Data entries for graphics
_ _ _ _ _ _ _
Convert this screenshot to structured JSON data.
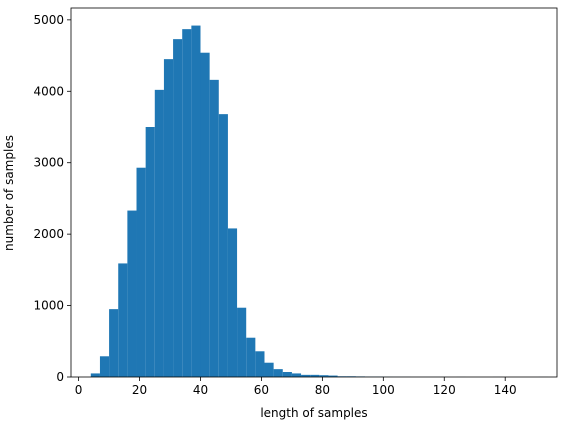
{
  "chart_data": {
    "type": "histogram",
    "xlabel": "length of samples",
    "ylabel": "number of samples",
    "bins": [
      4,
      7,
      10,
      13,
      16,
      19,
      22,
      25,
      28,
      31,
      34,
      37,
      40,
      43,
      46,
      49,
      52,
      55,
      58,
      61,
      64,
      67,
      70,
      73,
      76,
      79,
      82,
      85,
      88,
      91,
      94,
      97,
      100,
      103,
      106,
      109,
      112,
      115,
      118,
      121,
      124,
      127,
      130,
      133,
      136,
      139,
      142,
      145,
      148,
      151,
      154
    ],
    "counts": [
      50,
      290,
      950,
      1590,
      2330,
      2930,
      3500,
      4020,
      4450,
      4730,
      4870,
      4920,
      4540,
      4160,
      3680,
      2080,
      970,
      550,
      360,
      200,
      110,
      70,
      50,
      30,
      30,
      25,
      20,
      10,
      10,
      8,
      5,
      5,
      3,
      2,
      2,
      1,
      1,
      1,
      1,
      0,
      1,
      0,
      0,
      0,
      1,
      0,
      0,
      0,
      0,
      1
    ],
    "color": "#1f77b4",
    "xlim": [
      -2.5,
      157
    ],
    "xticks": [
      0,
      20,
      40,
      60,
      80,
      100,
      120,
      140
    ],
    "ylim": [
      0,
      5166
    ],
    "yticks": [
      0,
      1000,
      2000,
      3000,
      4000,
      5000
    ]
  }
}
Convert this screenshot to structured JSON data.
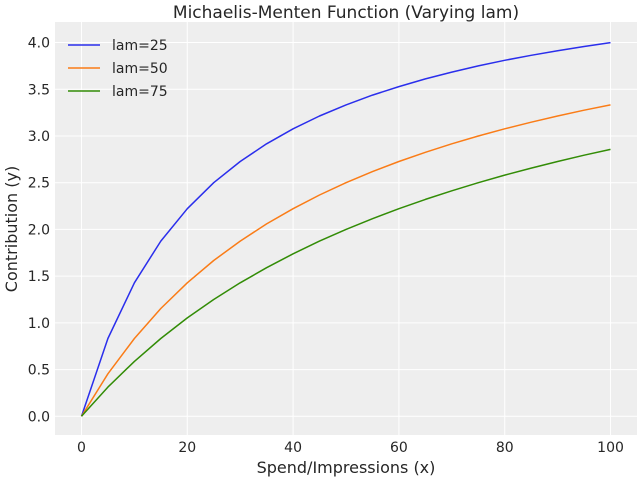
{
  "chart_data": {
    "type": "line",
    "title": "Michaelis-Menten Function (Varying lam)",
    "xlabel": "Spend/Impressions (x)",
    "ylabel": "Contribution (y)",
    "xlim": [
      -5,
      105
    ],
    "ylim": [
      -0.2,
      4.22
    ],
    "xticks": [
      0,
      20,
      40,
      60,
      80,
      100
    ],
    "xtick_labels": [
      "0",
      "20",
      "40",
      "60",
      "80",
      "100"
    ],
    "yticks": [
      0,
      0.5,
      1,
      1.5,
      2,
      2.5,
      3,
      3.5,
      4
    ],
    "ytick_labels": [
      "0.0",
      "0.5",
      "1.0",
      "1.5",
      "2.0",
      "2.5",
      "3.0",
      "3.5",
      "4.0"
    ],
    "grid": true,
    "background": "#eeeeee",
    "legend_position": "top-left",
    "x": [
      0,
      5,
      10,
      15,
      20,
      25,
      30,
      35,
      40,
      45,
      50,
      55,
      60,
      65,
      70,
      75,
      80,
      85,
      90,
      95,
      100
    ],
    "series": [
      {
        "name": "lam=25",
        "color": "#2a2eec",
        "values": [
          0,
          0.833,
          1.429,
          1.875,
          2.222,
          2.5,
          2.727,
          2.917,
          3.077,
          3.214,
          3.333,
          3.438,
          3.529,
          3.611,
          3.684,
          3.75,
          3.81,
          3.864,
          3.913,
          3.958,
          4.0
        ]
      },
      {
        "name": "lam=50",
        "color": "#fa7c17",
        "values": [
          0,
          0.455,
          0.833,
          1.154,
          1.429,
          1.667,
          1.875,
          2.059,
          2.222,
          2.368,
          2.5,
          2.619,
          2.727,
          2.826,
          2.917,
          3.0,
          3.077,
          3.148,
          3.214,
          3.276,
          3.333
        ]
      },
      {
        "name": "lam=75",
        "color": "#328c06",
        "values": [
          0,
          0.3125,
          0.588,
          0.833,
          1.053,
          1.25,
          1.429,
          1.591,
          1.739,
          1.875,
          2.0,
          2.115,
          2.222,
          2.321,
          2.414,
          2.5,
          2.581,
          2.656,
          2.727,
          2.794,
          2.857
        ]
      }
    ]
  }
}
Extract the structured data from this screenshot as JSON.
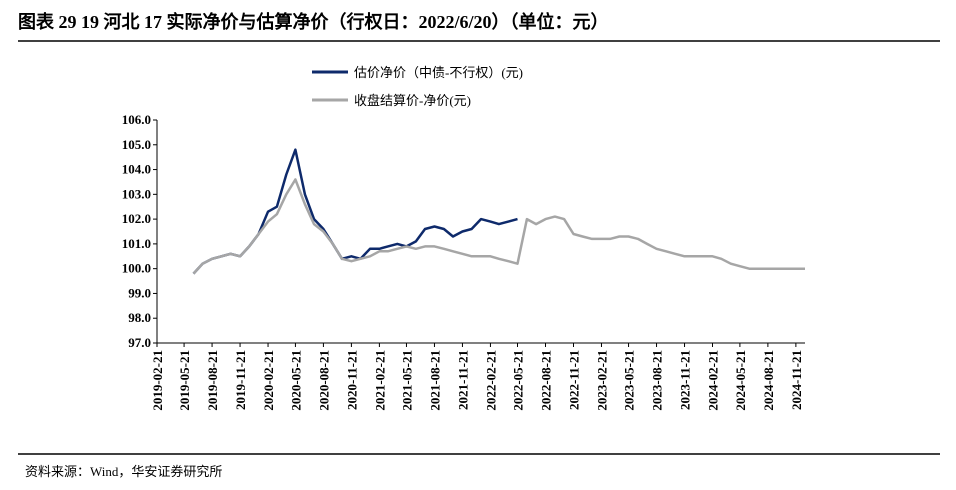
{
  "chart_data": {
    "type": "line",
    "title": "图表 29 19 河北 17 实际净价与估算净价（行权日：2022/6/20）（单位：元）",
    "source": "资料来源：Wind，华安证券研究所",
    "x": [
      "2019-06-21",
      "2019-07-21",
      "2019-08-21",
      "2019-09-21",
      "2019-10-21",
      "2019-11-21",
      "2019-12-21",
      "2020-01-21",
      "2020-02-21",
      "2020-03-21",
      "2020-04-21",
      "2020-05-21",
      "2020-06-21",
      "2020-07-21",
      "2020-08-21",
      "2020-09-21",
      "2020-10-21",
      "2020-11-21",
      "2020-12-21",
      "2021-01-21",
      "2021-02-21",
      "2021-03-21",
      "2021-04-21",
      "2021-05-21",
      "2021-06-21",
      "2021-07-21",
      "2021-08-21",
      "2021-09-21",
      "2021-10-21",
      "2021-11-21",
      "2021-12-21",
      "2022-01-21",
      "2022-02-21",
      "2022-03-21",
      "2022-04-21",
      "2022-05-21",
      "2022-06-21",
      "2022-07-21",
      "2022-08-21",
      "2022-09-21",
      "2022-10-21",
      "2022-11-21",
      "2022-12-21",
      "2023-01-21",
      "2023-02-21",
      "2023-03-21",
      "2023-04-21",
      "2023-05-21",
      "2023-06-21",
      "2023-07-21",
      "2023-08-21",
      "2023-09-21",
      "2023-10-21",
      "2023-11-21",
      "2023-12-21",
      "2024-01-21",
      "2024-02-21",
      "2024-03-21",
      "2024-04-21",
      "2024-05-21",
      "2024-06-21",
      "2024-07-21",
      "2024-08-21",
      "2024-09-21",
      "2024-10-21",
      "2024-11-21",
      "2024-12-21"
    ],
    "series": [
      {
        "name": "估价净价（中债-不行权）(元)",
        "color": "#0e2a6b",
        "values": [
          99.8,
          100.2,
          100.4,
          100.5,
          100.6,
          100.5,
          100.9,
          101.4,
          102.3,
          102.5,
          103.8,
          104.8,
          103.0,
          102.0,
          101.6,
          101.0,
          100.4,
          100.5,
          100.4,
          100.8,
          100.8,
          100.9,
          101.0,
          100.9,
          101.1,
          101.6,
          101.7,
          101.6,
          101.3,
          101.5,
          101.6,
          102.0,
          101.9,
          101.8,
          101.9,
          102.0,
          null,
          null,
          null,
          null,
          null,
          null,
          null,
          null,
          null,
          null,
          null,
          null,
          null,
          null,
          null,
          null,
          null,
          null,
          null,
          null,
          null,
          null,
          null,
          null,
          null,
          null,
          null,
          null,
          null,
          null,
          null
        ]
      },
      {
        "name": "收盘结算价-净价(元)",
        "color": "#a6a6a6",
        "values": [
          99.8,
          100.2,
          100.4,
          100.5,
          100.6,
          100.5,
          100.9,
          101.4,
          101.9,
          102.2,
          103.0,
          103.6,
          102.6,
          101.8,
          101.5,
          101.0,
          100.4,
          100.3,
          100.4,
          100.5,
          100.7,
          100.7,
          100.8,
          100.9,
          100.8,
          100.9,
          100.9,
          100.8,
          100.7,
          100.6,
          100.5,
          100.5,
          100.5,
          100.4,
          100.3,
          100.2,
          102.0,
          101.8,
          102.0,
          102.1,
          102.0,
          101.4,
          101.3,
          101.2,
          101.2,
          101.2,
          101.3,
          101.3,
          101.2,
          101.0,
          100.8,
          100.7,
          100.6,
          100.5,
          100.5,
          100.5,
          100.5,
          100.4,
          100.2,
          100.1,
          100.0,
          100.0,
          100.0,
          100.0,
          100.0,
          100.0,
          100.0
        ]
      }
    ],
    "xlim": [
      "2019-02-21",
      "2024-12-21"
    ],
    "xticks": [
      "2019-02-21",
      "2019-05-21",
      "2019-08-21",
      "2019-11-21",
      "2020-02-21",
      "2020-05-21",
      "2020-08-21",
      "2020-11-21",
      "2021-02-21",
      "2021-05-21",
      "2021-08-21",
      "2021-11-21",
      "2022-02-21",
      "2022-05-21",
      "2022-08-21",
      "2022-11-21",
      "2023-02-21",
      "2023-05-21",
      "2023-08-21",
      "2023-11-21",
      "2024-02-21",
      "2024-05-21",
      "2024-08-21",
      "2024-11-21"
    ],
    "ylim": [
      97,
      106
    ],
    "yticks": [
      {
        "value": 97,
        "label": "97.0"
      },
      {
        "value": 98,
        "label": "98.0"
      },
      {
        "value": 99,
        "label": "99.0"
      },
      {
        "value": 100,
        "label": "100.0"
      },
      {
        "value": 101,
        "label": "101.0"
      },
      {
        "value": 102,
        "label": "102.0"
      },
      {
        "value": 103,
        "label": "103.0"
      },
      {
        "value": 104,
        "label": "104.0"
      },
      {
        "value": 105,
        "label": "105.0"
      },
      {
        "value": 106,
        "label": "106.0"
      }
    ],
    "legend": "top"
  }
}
_ _ _ _ _ _ _
» Exercise requirements: Pick out and copy every line that contains the word "samples".

» Task result:
    "xlabel": "length of samples",
    "ylabel": "number of samples",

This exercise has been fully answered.